*YOUR TASK*: Exclude the pictures, then copy all remaining records exactly.

_ _ _ _

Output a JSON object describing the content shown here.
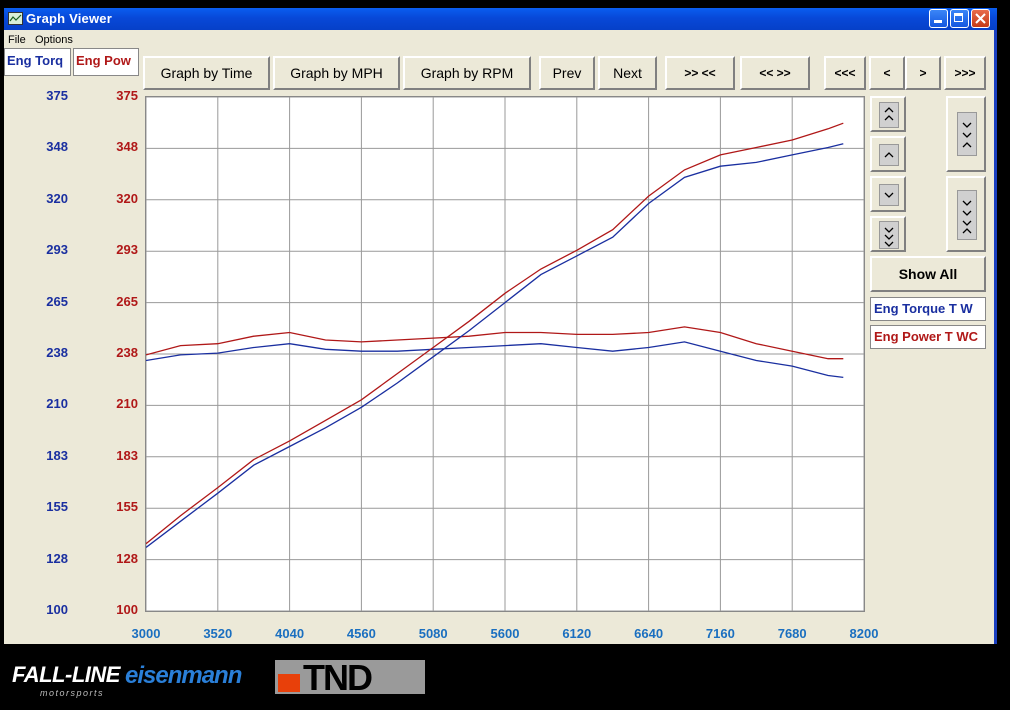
{
  "window": {
    "title": "Graph Viewer"
  },
  "menu": [
    "File",
    "Options"
  ],
  "channel_tabs": [
    {
      "label": "Eng Torq",
      "color": "#1a2fa0"
    },
    {
      "label": "Eng Pow",
      "color": "#b01818"
    }
  ],
  "toolbar": {
    "graph_by_time": "Graph by Time",
    "graph_by_mph": "Graph by MPH",
    "graph_by_rpm": "Graph by RPM",
    "prev": "Prev",
    "next": "Next",
    "zoom_in": ">> <<",
    "zoom_out": "<< >>",
    "far_left": "<<<",
    "left": "<",
    "right": ">",
    "far_right": ">>>"
  },
  "side": {
    "show_all": "Show All",
    "up_fast": "^\n^",
    "up": "^",
    "down": "v",
    "down_fast": "v\nv\nv",
    "right_top": "v\n^",
    "right_bottom": "v\nv\n^"
  },
  "legend": [
    {
      "label": "Eng Torque T W",
      "color": "#1a2fa0"
    },
    {
      "label": "Eng Power T WC",
      "color": "#b01818"
    }
  ],
  "chart_data": {
    "type": "line",
    "x_ticks": [
      "3000",
      "3520",
      "4040",
      "4560",
      "5080",
      "5600",
      "6120",
      "6640",
      "7160",
      "7680",
      "8200"
    ],
    "y_ticks_left": [
      "375",
      "348",
      "320",
      "293",
      "265",
      "238",
      "210",
      "183",
      "155",
      "128",
      "100"
    ],
    "y_ticks_right": [
      "375",
      "348",
      "320",
      "293",
      "265",
      "238",
      "210",
      "183",
      "155",
      "128",
      "100"
    ],
    "xlim": [
      3000,
      8200
    ],
    "ylim": [
      100,
      375
    ],
    "grid": true,
    "series": [
      {
        "name": "Eng Torque T W",
        "color": "#1a2fa0",
        "x": [
          3000,
          3250,
          3520,
          3780,
          4040,
          4300,
          4560,
          4820,
          5080,
          5340,
          5600,
          5860,
          6120,
          6380,
          6640,
          6900,
          7160,
          7420,
          7680,
          7940,
          8050
        ],
        "y": [
          234,
          237,
          238,
          241,
          243,
          240,
          239,
          239,
          240,
          241,
          242,
          243,
          241,
          239,
          241,
          244,
          239,
          234,
          231,
          226,
          225
        ]
      },
      {
        "name": "Eng Power T WC",
        "color": "#b01818",
        "x": [
          3000,
          3250,
          3520,
          3780,
          4040,
          4300,
          4560,
          4820,
          5080,
          5340,
          5600,
          5860,
          6120,
          6380,
          6640,
          6900,
          7160,
          7420,
          7680,
          7940,
          8050
        ],
        "y": [
          237,
          242,
          243,
          247,
          249,
          245,
          244,
          245,
          246,
          247,
          249,
          249,
          248,
          248,
          249,
          252,
          249,
          243,
          239,
          235,
          235
        ]
      },
      {
        "name": "Eng Torque T W",
        "color": "#1a2fa0",
        "x": [
          3000,
          3250,
          3520,
          3780,
          4040,
          4300,
          4560,
          4820,
          5080,
          5340,
          5600,
          5860,
          6120,
          6380,
          6640,
          6900,
          7160,
          7420,
          7680,
          7940,
          8050
        ],
        "y": [
          134,
          148,
          163,
          178,
          188,
          198,
          209,
          222,
          236,
          250,
          265,
          280,
          290,
          300,
          318,
          332,
          338,
          340,
          344,
          348,
          350
        ]
      },
      {
        "name": "Eng Power T WC",
        "color": "#b01818",
        "x": [
          3000,
          3250,
          3520,
          3780,
          4040,
          4300,
          4560,
          4820,
          5080,
          5340,
          5600,
          5860,
          6120,
          6380,
          6640,
          6900,
          7160,
          7420,
          7680,
          7940,
          8050
        ],
        "y": [
          136,
          151,
          166,
          181,
          191,
          202,
          213,
          227,
          241,
          255,
          270,
          283,
          293,
          304,
          322,
          336,
          344,
          348,
          352,
          358,
          361
        ]
      }
    ]
  },
  "footer": {
    "logo1": "FALL-LINE",
    "logo1_sub": "motorsports",
    "logo2": "eisenmann",
    "logo3": "TND"
  }
}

_ _ _ _

*OUTPUT*:
Output a JSON object describing the content shown here.
{
  "window": {
    "title": "Graph Viewer"
  },
  "menu": [
    "File",
    "Options"
  ],
  "channel_tabs": [
    {
      "label": "Eng Torq",
      "color": "#1a2fa0"
    },
    {
      "label": "Eng Pow",
      "color": "#b01818"
    }
  ],
  "toolbar": {
    "graph_by_time": "Graph by Time",
    "graph_by_mph": "Graph by MPH",
    "graph_by_rpm": "Graph by RPM",
    "prev": "Prev",
    "next": "Next",
    "zoom_in": ">> <<",
    "zoom_out": "<< >>",
    "far_left": "<<<",
    "left": "<",
    "right": ">",
    "far_right": ">>>"
  },
  "side": {
    "show_all": "Show All",
    "up_fast": "^\n^",
    "up": "^",
    "down": "v",
    "down_fast": "v\nv\nv",
    "right_top": "v\n^",
    "right_bottom": "v\nv\n^"
  },
  "legend": [
    {
      "label": "Eng Torque T W",
      "color": "#1a2fa0"
    },
    {
      "label": "Eng Power T WC",
      "color": "#b01818"
    }
  ],
  "chart_data": {
    "type": "line",
    "x_ticks": [
      "3000",
      "3520",
      "4040",
      "4560",
      "5080",
      "5600",
      "6120",
      "6640",
      "7160",
      "7680",
      "8200"
    ],
    "y_ticks_left": [
      "375",
      "348",
      "320",
      "293",
      "265",
      "238",
      "210",
      "183",
      "155",
      "128",
      "100"
    ],
    "y_ticks_right": [
      "375",
      "348",
      "320",
      "293",
      "265",
      "238",
      "210",
      "183",
      "155",
      "128",
      "100"
    ],
    "xlim": [
      3000,
      8200
    ],
    "ylim": [
      100,
      375
    ],
    "grid": true,
    "series": [
      {
        "name": "Eng Torque T W",
        "color": "#1a2fa0",
        "x": [
          3000,
          3250,
          3520,
          3780,
          4040,
          4300,
          4560,
          4820,
          5080,
          5340,
          5600,
          5860,
          6120,
          6380,
          6640,
          6900,
          7160,
          7420,
          7680,
          7940,
          8050
        ],
        "y": [
          234,
          237,
          238,
          241,
          243,
          240,
          239,
          239,
          240,
          241,
          242,
          243,
          241,
          239,
          241,
          244,
          239,
          234,
          231,
          226,
          225
        ]
      },
      {
        "name": "Eng Power T WC",
        "color": "#b01818",
        "x": [
          3000,
          3250,
          3520,
          3780,
          4040,
          4300,
          4560,
          4820,
          5080,
          5340,
          5600,
          5860,
          6120,
          6380,
          6640,
          6900,
          7160,
          7420,
          7680,
          7940,
          8050
        ],
        "y": [
          237,
          242,
          243,
          247,
          249,
          245,
          244,
          245,
          246,
          247,
          249,
          249,
          248,
          248,
          249,
          252,
          249,
          243,
          239,
          235,
          235
        ]
      },
      {
        "name": "Eng Torque T W",
        "color": "#1a2fa0",
        "x": [
          3000,
          3250,
          3520,
          3780,
          4040,
          4300,
          4560,
          4820,
          5080,
          5340,
          5600,
          5860,
          6120,
          6380,
          6640,
          6900,
          7160,
          7420,
          7680,
          7940,
          8050
        ],
        "y": [
          134,
          148,
          163,
          178,
          188,
          198,
          209,
          222,
          236,
          250,
          265,
          280,
          290,
          300,
          318,
          332,
          338,
          340,
          344,
          348,
          350
        ]
      },
      {
        "name": "Eng Power T WC",
        "color": "#b01818",
        "x": [
          3000,
          3250,
          3520,
          3780,
          4040,
          4300,
          4560,
          4820,
          5080,
          5340,
          5600,
          5860,
          6120,
          6380,
          6640,
          6900,
          7160,
          7420,
          7680,
          7940,
          8050
        ],
        "y": [
          136,
          151,
          166,
          181,
          191,
          202,
          213,
          227,
          241,
          255,
          270,
          283,
          293,
          304,
          322,
          336,
          344,
          348,
          352,
          358,
          361
        ]
      }
    ]
  },
  "footer": {
    "logo1": "FALL-LINE",
    "logo1_sub": "motorsports",
    "logo2": "eisenmann",
    "logo3": "TND"
  }
}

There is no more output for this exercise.